Chile x Peru sobre fronteira marítima
Francisco Cesar Pinheiro Rodrigues*
O Peru só está errado quanto ao "método", ao "processo" adequado, mudando, sem consulta ao Chile, tratados celebrados em 1952 e 1954. Tratados, mesmo injustos, firmados sob pressão, não podem ser rompidos unilateralmente, sem a "supervisão" de uma autoridade superior. Um "terceiro", especialista e desinteressado; um "juiz" presumivelmente idôneo e eqüidistante. Se uma das partes fizer isso, usando a força, a outra vê-se obrigada a reagir, até mesmo belicamente, sob pena de desmoralização frente aos seus concidadãos, geralmente mal informados. O, por vezes, obtuso "patriotismo" obriga "reações enérgicas" por parte do governo prejudicado com o rompimento de tratados, mesmo sendo estes injustos com a outra parte. Sentir dores alheias é raridade.
Quanto ao "mérito", a substância do conflito, a razão está, tudo indica, com o Peru. Cabe, agora, à Corte Internacional de Justiça — ela deve ser convocada, com urgência — restabelecer a justiça internacional, aquela mais verdadeira, profunda, levando em conta não somente a letra dos tratados, mas a gênese deles e os critérios de equidade. Não pode só interpretar as palavras. Diz a Bíblia que "a letra mata, mas o espírito vivifica". Mesmo na justiça interna dos países, se uma das partes convencer o juiz de que um determinado contrato, ou parte dele, é fruto evidente da malandragem ou coação — física ou econômica —, com isso causando lesão injusta à parte contrária, pode, como julgador, proferir decisão que corrija a evidente injustiça implícita no contrato.

:: Problemas a resolver ::
(1) Repita o trecho do texto sobre a fronteira marítima entre Chile e Peru que vai de "Chile x Peru" até "alheias é raridade.".
(2) Segundo o texto sobre a fronteira marítima entre Chile e Peru, em que anos foram celebrados os tratados que o Peru mudou sem consultar o Chile?
(3) Retome o texto sobre a fronteira marítima entre Chile e Peru a partir da última frase apresentada.

:: Conjunto de registros ::
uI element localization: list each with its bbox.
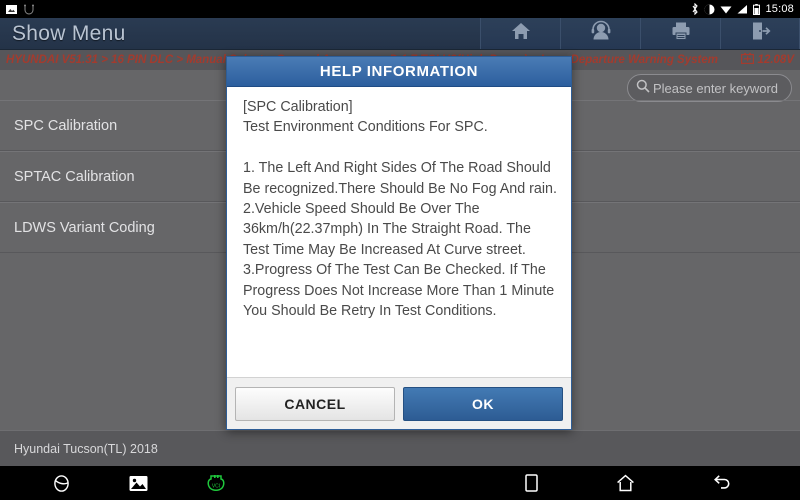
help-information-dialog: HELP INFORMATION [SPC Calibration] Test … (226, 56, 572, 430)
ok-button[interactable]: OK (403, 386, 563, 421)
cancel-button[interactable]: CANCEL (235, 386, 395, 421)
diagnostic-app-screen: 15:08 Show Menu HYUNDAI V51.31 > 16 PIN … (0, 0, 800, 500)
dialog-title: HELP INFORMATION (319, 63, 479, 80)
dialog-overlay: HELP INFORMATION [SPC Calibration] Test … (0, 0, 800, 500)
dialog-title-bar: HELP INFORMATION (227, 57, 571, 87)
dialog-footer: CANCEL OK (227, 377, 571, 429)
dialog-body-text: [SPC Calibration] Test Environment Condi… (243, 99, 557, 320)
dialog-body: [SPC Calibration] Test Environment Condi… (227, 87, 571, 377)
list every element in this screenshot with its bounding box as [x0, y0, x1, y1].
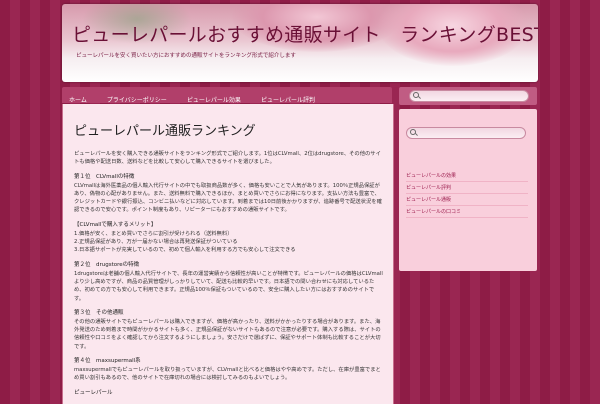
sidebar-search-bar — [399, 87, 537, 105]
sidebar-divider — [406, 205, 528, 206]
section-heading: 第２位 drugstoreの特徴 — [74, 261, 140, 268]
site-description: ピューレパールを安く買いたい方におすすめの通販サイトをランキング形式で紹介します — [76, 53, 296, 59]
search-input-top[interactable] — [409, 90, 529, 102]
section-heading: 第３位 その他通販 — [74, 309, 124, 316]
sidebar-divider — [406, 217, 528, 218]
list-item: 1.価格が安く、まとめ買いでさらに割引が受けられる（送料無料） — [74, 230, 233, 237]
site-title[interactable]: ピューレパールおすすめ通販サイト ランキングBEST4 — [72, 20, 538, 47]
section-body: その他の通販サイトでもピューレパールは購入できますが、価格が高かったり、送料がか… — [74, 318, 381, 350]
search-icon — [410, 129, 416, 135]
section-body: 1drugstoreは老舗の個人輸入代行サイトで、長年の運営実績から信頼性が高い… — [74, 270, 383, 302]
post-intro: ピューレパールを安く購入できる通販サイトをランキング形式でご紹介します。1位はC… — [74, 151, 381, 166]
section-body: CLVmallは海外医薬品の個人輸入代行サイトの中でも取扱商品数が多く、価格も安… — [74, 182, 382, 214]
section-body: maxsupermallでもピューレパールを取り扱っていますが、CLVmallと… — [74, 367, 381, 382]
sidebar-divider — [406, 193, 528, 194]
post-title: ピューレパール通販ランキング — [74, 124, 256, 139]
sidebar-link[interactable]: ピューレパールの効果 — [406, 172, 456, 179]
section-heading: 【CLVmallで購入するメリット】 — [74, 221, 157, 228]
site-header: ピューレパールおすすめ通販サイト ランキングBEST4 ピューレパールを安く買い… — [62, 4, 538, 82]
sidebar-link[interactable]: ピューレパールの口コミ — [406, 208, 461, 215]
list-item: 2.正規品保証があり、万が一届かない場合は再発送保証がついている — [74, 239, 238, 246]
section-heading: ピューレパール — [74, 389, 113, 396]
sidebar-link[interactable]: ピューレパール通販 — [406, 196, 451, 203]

:: Conjunto de respostas ::
(1)
Chile x Peru sobre fronteira marítima
Francisco Cesar Pinheiro Rodrigues*
O Peru só está errado quanto ao "método", ao "processo" adequado, mudando, sem consulta ao Chile, tratados celebrados em 1952 e 1954. Tratados, mesmo injustos, firmados sob pressão, não podem ser rompidos unilateralmente, sem a "supervisão" de uma autoridade superior. Um "terceiro", especialista e desinteressado; um "juiz" presumivelmente idôneo e eqüidistante. Se uma das partes fizer isso, usando a força, a outra vê-se obrigada a reagir, até mesmo belicamente, sob pena de desmoralização frente aos seus concidadãos, geralmente mal informados. O, por vezes, obtuso "patriotismo" obriga "reações enérgicas" por parte do governo prejudicado com o rompimento de tratados, mesmo sendo estes injustos com a outra parte. Sentir dores alheias é raridade.

(2) Em 1952 e 1954.

(3)
Observando-se o mapa esquemático constante do jornal "Estado de São Paulo" publicado no mês de agosto, nota-se que o Chile conseguiu, nos tratados referidos, que suas águas marítimas tivessem, como limite superior, uma linha paralela ao Equador. Com isso prejudicou seriamente o Peru porque a costa deste país faz uma curva à esquerda, na direção Oeste, com um grande estreitamento da área onde pode exercer a pesca marítima. Se não houvesse essa curva à esquerda, o Peru não poderia reclamar. Mas há a inclinação para o ocidente. Fosse essa curva ainda mais "fechada", o Peru perderia totalmente sua área de pesca em considerável extensão. Basta olhar o mapa para ver quem tem razão no mérito, embora não quanto ao "método" usado pelo Peru.
Se este país procurar a Corte Internacional de Justiça para que julgue sua reivindicação — e, insista-se, invocando a equidade — certamente ganhará a causa. E esses dois países, em disputa, não têm aquele enorme peso político que estimule a parte vencida a não cumprir a decisão. Apenas países extremamente fortes — econômica e militarmente, v.g. EUA e Rússia — podem se dar ao luxo de não cumprir decisões do mais alto tribunal do planeta. Não é o caso do Peru e do Chile.
Agora, como lembrete certamente desnecessário, espera-se que o Tribunal Internacional não seja procurado apenas para dizer se foi, ou não, "ilegal" o rompimento unilateral dos tratados já referidos. Se a Corte for indagada apenas dessa forma, estreitamente, vai dizer — amarrada tecnicamente ao pedido inicial — que o Peru está errado, violou contratos. O Peru tem que procurar a Corte Internacional para discutir, não o ato recente de romper acordos anteriores, mas a validade intrínseca dos acordos de 1952 e 1954, certamente celebrados com enorme influência da força.
Nessa recomendável futura demanda deve ingressar também a Bolívia que, há décadas, reclama uma saída para o mar. Saída que não obteve por força de sua posição mais fraca, econômica, política e militarmente. Talvez o governo do Chile — no momento sob a direção de uma admirável mulher — até veja com simpatia pessoal a reivindicação boliviana, mas a meio ignorante "patriotada", moléstia neurológica inerente a todos os países, obriga os governantes a atitudes mais rígidas e intolerantes que a opinião pessoal.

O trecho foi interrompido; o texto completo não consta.